#### DATA SHOWN

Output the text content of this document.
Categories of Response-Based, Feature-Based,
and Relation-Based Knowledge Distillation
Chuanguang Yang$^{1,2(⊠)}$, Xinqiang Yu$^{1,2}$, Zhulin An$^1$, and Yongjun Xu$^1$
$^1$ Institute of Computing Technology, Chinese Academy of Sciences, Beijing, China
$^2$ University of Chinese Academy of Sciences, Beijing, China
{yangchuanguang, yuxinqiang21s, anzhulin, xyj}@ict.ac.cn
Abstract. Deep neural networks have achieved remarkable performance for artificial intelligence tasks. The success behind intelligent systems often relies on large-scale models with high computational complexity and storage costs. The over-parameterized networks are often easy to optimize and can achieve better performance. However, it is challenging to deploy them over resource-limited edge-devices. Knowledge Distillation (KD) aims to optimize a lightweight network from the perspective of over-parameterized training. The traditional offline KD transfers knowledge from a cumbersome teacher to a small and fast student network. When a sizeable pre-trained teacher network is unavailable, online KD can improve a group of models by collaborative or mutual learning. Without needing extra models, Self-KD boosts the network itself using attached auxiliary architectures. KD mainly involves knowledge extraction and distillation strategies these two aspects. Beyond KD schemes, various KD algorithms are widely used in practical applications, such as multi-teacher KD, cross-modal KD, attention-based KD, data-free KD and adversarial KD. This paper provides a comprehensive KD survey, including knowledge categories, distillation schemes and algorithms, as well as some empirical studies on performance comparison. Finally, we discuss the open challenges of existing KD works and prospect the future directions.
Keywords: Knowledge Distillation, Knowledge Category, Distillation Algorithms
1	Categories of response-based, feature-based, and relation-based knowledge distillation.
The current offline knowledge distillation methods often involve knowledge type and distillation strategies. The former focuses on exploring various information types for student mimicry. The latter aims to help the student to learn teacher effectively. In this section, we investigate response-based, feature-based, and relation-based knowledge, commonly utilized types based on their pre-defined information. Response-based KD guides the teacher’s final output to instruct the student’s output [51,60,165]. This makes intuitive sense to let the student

########

Write out all the records above again, exactly as they stand.

● **FULL SOLUTION**
Output the text content of this document.
Categories of Response-Based, Feature-Based,
and Relation-Based Knowledge Distillation
Chuanguang Yang$^{1,2(⊠)}$, Xinqiang Yu$^{1,2}$, Zhulin An$^1$, and Yongjun Xu$^1$
$^1$ Institute of Computing Technology, Chinese Academy of Sciences, Beijing, China
$^2$ University of Chinese Academy of Sciences, Beijing, China
{yangchuanguang, yuxinqiang21s, anzhulin, xyj}@ict.ac.cn
Abstract. Deep neural networks have achieved remarkable performance for artificial intelligence tasks. The success behind intelligent systems often relies on large-scale models with high computational complexity and storage costs. The over-parameterized networks are often easy to optimize and can achieve better performance. However, it is challenging to deploy them over resource-limited edge-devices. Knowledge Distillation (KD) aims to optimize a lightweight network from the perspective of over-parameterized training. The traditional offline KD transfers knowledge from a cumbersome teacher to a small and fast student network. When a sizeable pre-trained teacher network is unavailable, online KD can improve a group of models by collaborative or mutual learning. Without needing extra models, Self-KD boosts the network itself using attached auxiliary architectures. KD mainly involves knowledge extraction and distillation strategies these two aspects. Beyond KD schemes, various KD algorithms are widely used in practical applications, such as multi-teacher KD, cross-modal KD, attention-based KD, data-free KD and adversarial KD. This paper provides a comprehensive KD survey, including knowledge categories, distillation schemes and algorithms, as well as some empirical studies on performance comparison. Finally, we discuss the open challenges of existing KD works and prospect the future directions.
Keywords: Knowledge Distillation, Knowledge Category, Distillation Algorithms
1	Categories of response-based, feature-based, and relation-based knowledge distillation.
The current offline knowledge distillation methods often involve knowledge type and distillation strategies. The former focuses on exploring various information types for student mimicry. The latter aims to help the student to learn teacher effectively. In this section, we investigate response-based, feature-based, and relation-based knowledge, commonly utilized types based on their pre-defined information. Response-based KD guides the teacher’s final output to instruct the student’s output [51,60,165]. This makes intuitive sense to let the student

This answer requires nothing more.